BRANO SCELTO ->
La corsa rosa usufruisce di un nuovo servizio
Il Giro d’Italia non è soltanto una competizione sportiva. Questo grande evento sportivo rappresenta da sempre un universo itinerante fatto di emozioni, incontri e spettacolo. La corsa rosa continua a essere uno degli appuntamenti più seguiti e amati del panorama internazionale, capace di trasformare ogni città di partenza e ogni traguardo in un grande palcoscenico collettivo.
Il Giro d’Italia è un vero caravanserraglio in movimento, composto da oltre duemila persone a disposizione della corsa rosa che ogni giorno lavorano dietro le quinte per rendere possibile quella che molti definiscono la corsa più bella del mondo. Tra mezzi, tecnici, addetti ai lavori, ospiti e organizzatori, il Giro assume i contorni di una grande agorà globale che attraversa l’Italia portando con sé entusiasmo, calore e partecipazione popolare.
Sport&Show Management Group e Eat Like a Star
Da quest’anno al Giro anche una significativa novità dedicata all’ospitalità e alla ristorazione. Oltre al celebre Garibaldi, il libro guida ufficiale che accompagna quotidianamente la corsa con cartine, cronotabelle e punti di riferimento, arriva anche un innovativo servizio gastronomico pensato principalmente per lo staff e gli ospiti quotidiani di ogni tappa.
Nasce così il menù personalizzato del Giro, una proposta che unisce praticità e qualità culinaria. Le opzioni disponibili spaziano dal cous-cous di pesce con molluschi e crostacei al riso rosso all’orientale, passando per fusilli alla mediterranea con tonno, bocconcini di pollo con verdure arrostite, insalate di farro e quinoa oppure lasagne di zucca e scamorza affumicata.

Dati di analisi strutturata della pagina ->
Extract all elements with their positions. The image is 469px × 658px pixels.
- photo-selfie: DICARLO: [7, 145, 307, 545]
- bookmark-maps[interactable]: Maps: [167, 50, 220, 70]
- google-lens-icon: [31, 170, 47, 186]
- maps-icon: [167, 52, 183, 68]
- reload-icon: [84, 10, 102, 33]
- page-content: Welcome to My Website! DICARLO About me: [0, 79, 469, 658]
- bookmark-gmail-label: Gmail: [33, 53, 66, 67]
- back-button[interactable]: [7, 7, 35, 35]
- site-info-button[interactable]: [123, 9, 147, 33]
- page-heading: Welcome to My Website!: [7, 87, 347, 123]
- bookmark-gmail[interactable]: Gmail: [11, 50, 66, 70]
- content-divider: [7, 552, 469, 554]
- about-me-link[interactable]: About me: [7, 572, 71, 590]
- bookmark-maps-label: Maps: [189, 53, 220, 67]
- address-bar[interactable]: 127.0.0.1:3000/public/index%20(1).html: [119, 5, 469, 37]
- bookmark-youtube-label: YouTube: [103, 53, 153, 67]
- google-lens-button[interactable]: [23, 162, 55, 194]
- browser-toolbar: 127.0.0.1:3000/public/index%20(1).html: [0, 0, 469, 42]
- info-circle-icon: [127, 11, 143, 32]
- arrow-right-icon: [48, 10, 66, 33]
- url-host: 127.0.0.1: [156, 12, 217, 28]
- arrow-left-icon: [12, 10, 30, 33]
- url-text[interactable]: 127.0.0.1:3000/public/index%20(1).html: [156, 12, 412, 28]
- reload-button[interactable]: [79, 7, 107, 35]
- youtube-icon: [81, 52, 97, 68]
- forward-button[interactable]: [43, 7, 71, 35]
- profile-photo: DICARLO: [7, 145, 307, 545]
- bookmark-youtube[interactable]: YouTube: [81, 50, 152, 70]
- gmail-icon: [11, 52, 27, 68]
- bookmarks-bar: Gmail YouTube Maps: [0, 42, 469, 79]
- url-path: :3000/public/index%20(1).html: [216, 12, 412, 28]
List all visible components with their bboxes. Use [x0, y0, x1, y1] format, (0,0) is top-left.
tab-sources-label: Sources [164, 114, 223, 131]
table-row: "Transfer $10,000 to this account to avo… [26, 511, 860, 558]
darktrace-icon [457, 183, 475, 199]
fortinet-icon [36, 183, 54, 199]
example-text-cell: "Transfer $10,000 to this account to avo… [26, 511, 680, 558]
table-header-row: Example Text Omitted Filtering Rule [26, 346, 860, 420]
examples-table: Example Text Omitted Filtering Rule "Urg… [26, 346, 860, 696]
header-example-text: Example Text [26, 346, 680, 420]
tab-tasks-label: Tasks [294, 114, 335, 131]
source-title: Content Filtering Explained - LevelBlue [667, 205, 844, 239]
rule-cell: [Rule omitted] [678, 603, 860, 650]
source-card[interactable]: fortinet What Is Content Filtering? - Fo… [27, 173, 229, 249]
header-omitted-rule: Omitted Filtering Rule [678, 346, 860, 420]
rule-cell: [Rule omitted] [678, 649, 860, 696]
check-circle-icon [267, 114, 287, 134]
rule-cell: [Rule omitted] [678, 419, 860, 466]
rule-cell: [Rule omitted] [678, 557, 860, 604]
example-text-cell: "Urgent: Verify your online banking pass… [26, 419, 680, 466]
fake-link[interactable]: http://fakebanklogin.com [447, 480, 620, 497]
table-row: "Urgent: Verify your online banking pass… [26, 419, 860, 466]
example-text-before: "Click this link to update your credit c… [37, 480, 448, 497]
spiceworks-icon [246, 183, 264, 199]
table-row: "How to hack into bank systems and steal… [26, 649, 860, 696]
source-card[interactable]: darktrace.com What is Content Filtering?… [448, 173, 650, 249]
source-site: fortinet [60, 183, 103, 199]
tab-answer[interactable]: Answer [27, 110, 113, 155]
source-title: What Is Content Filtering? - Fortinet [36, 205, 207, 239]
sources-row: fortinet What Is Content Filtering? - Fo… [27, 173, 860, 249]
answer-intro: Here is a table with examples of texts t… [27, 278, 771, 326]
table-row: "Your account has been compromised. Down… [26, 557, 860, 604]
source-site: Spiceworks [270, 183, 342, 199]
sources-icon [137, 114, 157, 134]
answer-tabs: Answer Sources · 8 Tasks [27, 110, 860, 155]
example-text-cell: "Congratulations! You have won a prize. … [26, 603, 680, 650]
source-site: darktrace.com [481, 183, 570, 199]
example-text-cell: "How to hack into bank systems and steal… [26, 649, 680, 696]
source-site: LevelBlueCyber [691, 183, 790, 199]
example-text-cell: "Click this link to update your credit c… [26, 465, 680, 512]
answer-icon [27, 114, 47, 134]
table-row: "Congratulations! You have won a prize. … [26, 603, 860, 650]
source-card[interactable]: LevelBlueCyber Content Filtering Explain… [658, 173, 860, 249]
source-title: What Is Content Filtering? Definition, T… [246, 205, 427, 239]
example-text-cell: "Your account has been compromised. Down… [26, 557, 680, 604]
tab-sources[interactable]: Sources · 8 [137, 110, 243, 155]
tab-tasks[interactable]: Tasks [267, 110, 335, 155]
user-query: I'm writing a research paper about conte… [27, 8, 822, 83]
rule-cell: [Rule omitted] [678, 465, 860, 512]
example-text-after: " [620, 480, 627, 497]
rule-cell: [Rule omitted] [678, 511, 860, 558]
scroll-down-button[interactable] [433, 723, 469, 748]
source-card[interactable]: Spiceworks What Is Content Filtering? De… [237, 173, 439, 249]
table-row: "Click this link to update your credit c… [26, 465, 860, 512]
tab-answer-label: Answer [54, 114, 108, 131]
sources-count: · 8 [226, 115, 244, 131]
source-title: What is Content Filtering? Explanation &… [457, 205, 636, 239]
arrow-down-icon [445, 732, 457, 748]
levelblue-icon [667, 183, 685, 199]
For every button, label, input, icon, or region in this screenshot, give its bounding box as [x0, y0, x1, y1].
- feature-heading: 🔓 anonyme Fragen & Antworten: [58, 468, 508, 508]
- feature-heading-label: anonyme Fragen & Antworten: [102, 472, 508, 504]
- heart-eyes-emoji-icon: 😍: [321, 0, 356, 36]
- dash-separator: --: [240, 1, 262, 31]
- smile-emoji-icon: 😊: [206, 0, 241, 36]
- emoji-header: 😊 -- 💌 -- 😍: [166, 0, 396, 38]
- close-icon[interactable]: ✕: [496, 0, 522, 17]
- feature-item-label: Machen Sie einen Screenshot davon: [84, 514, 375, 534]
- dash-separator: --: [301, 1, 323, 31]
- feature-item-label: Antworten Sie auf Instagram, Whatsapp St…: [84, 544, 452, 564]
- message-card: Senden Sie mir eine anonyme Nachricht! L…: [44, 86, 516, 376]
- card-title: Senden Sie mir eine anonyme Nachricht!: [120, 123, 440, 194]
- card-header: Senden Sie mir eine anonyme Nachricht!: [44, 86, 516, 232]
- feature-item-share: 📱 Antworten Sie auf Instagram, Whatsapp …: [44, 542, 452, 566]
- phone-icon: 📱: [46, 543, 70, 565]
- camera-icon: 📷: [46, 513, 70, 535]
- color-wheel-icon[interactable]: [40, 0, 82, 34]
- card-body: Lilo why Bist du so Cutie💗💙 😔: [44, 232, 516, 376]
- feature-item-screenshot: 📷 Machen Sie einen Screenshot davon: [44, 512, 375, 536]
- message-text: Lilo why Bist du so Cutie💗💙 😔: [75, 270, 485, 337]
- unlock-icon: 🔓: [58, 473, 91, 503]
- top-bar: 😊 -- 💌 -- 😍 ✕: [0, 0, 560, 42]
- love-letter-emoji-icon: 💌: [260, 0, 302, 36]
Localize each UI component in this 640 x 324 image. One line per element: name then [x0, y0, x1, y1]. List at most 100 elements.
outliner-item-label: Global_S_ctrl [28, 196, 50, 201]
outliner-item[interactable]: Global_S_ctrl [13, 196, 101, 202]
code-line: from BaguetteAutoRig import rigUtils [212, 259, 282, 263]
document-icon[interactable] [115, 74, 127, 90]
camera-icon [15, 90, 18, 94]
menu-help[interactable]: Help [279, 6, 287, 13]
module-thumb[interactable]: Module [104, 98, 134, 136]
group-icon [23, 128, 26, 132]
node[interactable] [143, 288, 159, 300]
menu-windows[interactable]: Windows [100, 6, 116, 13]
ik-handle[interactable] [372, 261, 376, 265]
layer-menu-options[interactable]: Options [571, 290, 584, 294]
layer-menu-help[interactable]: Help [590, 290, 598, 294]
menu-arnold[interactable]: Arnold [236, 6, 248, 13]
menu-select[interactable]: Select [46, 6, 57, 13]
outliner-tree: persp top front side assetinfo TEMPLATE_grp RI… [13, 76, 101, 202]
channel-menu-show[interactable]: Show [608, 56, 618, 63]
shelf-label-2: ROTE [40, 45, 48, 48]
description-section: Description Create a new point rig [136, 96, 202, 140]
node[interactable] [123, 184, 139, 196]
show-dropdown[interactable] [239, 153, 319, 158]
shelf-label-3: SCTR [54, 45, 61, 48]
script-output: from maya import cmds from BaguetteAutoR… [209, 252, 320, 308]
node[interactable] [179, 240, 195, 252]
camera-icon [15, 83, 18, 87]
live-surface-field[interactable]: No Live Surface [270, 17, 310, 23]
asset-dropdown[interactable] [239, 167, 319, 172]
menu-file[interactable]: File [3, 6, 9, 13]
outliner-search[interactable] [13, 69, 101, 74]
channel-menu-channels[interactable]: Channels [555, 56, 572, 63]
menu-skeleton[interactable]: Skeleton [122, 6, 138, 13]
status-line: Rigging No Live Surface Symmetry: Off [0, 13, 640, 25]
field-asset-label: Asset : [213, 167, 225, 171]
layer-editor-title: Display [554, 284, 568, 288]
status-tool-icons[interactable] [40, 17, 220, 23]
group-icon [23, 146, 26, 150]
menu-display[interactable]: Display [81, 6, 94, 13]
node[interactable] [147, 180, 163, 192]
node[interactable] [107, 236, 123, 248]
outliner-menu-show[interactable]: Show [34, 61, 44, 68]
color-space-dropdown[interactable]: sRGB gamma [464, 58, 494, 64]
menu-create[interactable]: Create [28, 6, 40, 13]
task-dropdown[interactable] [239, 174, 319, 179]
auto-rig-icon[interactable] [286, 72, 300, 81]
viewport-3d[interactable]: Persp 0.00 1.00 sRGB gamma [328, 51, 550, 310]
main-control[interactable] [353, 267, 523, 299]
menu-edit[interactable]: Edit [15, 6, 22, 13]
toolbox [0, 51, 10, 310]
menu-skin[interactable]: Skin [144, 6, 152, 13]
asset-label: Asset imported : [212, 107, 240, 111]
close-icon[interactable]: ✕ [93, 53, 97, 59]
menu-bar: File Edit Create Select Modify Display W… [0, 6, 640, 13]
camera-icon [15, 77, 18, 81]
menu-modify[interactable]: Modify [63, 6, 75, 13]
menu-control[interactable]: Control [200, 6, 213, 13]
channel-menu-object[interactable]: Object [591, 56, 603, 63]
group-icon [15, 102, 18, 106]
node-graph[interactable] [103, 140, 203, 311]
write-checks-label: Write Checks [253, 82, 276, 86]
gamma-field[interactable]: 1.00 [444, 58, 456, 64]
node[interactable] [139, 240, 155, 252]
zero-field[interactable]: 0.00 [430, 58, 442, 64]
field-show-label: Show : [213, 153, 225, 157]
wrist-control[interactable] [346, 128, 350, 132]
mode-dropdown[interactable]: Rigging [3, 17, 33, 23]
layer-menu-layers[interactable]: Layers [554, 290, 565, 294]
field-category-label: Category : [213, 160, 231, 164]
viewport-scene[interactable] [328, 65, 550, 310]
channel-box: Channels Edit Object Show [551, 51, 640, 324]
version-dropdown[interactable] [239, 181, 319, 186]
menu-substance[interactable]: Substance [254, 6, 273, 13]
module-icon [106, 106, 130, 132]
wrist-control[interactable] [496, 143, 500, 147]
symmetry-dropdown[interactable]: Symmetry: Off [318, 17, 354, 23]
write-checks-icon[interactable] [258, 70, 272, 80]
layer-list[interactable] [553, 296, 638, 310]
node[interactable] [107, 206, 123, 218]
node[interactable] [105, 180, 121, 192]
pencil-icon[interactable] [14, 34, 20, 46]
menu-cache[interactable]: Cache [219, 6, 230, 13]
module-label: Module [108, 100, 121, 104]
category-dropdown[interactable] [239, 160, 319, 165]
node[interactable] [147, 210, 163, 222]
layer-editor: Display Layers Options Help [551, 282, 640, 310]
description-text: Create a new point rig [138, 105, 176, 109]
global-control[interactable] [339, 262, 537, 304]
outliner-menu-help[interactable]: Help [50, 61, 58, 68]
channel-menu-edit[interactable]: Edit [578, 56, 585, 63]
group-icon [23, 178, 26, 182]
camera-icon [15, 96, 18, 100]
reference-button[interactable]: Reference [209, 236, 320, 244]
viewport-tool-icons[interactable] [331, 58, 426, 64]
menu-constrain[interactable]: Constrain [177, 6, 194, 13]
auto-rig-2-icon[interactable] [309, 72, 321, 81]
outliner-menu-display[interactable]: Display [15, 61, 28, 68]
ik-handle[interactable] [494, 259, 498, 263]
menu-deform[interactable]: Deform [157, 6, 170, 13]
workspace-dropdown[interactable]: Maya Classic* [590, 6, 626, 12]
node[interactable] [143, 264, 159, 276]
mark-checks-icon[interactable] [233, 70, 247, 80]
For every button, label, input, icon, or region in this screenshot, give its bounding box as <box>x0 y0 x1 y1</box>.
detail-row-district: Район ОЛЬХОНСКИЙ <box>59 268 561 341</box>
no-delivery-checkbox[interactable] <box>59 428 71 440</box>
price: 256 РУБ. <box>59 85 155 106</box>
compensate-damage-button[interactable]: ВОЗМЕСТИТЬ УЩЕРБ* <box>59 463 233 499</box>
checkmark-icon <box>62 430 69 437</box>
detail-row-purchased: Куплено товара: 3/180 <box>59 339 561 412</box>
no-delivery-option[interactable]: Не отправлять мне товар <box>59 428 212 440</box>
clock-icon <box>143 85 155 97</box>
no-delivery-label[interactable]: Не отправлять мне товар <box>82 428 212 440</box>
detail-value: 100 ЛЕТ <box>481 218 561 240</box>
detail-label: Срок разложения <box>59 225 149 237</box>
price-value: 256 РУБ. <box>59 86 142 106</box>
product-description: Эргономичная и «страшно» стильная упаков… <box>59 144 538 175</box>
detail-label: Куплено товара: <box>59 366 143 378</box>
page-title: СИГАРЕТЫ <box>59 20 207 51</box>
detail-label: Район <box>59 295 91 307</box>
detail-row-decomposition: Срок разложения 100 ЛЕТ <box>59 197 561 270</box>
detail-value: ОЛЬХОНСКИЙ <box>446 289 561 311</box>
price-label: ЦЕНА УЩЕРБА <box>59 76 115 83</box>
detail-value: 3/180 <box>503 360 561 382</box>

ESERCIZI DA SVOLGERE ->
- 1) Elenca le opzioni del menù personalizzato del Giro indicate nel brano sul Giro d'Italia.
- 2) Prosegui il brano sul Giro d'Italia a partire dall'ultima frase riportata.

SOLUZIONI DELLE ATTIVITÀ ->
- 1)
- cous-cous di pesce con molluschi e crostacei
- riso rosso all'orientale
- fusilli alla mediterranea con tonno
- bocconcini di pollo con verdure arrostite
- insalate di farro e quinoa
- lasagne di zucca e scamorza affumicata

- 2)
Il funzionamento è semplice: basta scegliere il piatto desiderato e inviare un messaggio alla Sport&Show Management Group, che ogni mattina prepara il proprio “box-lunch”. Il servizio è curato da “Eat Like a Star”, azienda trevigiana con sede a Maser nata da una intuizione di Arianna Parisotto specializzata nella preparazione dei pasti di qualità da asporto e destinati, in questo caso, anche allo staff organizzativo della corsa rosa.
Lunch box gourmet, per gli operatori della corsa rosa
Antonio Rossetto e Luciano Modolo, promotori dell’iniziativa, sottolineano l’importanza del progetto e il successo ottenuto fin dalle prime tappe. Ogni giorno vengono preparati circa 350 lunch box nominativi destinati allo staff di Rcs e agli ospiti del Giro Club.
I pasti possono essere consumati direttamente durante le tappe perchè consegnati in appositi Lunch box. Nelle giornate con partenze più tardive, invece, è possibile raggiungere il punto ristoro dove il personale provvede anche a scaldare i piatti, permettendo agli ospiti di mangiare comodamente seduti prima della partenza in appositi salottini allestiti nei gazebo personalizzati.
Ogni lunch box contiene il piatto scelto, una bottiglietta d’acqua, un frutto, un dolce e le posate. Un servizio completo che nel giro di pochi giorni è diventato uno dei veri must della manifestazione.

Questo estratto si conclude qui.